[Extracted records]
────────────────

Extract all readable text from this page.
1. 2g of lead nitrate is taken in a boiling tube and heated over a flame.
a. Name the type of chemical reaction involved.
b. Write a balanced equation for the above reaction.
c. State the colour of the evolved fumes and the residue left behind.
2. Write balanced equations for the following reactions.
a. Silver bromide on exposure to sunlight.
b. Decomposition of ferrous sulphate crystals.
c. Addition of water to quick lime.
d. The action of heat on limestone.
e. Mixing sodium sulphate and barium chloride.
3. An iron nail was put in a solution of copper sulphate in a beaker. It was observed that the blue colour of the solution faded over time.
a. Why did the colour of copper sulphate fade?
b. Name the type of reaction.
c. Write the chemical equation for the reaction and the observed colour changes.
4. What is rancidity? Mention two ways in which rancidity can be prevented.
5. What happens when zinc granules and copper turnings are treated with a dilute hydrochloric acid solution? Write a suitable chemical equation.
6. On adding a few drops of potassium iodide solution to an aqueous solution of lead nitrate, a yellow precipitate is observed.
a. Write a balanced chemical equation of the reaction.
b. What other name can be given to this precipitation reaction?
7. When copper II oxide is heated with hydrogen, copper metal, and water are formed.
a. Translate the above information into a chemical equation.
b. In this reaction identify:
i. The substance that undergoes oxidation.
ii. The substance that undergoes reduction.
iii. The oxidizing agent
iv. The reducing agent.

────────────────

• **Exercise goal**:
Write out every entry exactly as given.

• **Solution to this problem**:
Extract all readable text from this page.
1. 2g of lead nitrate is taken in a boiling tube and heated over a flame.
a. Name the type of chemical reaction involved.
b. Write a balanced equation for the above reaction.
c. State the colour of the evolved fumes and the residue left behind.
2. Write balanced equations for the following reactions.
a. Silver bromide on exposure to sunlight.
b. Decomposition of ferrous sulphate crystals.
c. Addition of water to quick lime.
d. The action of heat on limestone.
e. Mixing sodium sulphate and barium chloride.
3. An iron nail was put in a solution of copper sulphate in a beaker. It was observed that the blue colour of the solution faded over time.
a. Why did the colour of copper sulphate fade?
b. Name the type of reaction.
c. Write the chemical equation for the reaction and the observed colour changes.
4. What is rancidity? Mention two ways in which rancidity can be prevented.
5. What happens when zinc granules and copper turnings are treated with a dilute hydrochloric acid solution? Write a suitable chemical equation.
6. On adding a few drops of potassium iodide solution to an aqueous solution of lead nitrate, a yellow precipitate is observed.
a. Write a balanced chemical equation of the reaction.
b. What other name can be given to this precipitation reaction?
7. When copper II oxide is heated with hydrogen, copper metal, and water are formed.
a. Translate the above information into a chemical equation.
b. In this reaction identify:
i. The substance that undergoes oxidation.
ii. The substance that undergoes reduction.
iii. The oxidizing agent
iv. The reducing agent.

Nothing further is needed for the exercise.